**Instruction**
From the entries below, gather each line containing the word "Cloud".
* Start *
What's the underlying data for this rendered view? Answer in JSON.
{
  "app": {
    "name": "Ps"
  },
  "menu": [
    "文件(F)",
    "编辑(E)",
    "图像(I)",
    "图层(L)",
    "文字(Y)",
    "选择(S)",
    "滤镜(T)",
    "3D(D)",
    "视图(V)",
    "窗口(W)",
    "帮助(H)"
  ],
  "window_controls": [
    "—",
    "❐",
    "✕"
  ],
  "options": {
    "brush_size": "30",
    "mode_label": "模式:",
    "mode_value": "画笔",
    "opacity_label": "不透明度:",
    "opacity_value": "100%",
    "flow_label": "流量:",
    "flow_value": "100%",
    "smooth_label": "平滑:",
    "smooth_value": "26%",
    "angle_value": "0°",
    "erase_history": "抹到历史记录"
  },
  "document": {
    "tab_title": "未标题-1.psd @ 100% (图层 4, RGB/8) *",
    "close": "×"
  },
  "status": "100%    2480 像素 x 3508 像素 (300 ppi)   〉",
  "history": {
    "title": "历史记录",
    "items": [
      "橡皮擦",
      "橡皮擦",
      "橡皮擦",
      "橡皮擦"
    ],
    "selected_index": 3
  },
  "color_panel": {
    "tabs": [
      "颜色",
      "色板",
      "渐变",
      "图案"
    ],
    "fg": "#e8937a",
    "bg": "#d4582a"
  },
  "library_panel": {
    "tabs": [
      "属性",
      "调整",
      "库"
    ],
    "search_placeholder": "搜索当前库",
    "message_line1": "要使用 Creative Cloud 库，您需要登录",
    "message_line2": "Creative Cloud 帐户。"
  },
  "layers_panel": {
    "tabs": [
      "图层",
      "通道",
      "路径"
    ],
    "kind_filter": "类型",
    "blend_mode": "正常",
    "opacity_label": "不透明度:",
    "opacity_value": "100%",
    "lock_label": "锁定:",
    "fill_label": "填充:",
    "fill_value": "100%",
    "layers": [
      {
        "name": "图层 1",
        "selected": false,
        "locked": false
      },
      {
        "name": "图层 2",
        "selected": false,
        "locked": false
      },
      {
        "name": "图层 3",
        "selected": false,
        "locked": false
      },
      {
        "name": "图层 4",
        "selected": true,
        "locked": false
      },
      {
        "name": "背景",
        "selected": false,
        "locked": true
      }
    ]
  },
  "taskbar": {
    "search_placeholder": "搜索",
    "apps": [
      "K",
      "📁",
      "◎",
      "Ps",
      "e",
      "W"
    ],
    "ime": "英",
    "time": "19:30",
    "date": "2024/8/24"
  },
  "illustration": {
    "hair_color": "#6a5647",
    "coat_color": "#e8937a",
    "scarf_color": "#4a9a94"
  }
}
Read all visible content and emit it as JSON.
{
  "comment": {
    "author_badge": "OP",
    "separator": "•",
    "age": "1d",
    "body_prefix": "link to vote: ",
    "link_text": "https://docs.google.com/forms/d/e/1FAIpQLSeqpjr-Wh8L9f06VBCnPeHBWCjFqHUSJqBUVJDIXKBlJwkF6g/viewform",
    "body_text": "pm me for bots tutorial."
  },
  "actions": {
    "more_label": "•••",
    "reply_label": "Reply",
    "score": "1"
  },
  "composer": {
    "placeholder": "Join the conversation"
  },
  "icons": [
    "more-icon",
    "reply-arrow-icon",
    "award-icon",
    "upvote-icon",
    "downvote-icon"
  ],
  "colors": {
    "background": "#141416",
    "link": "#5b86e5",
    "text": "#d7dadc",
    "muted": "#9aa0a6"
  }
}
* End *
**Full output**
    "message_line1": "要使用 Creative Cloud 库，您需要登录",
    "message_line2": "Creative Cloud 帐户。"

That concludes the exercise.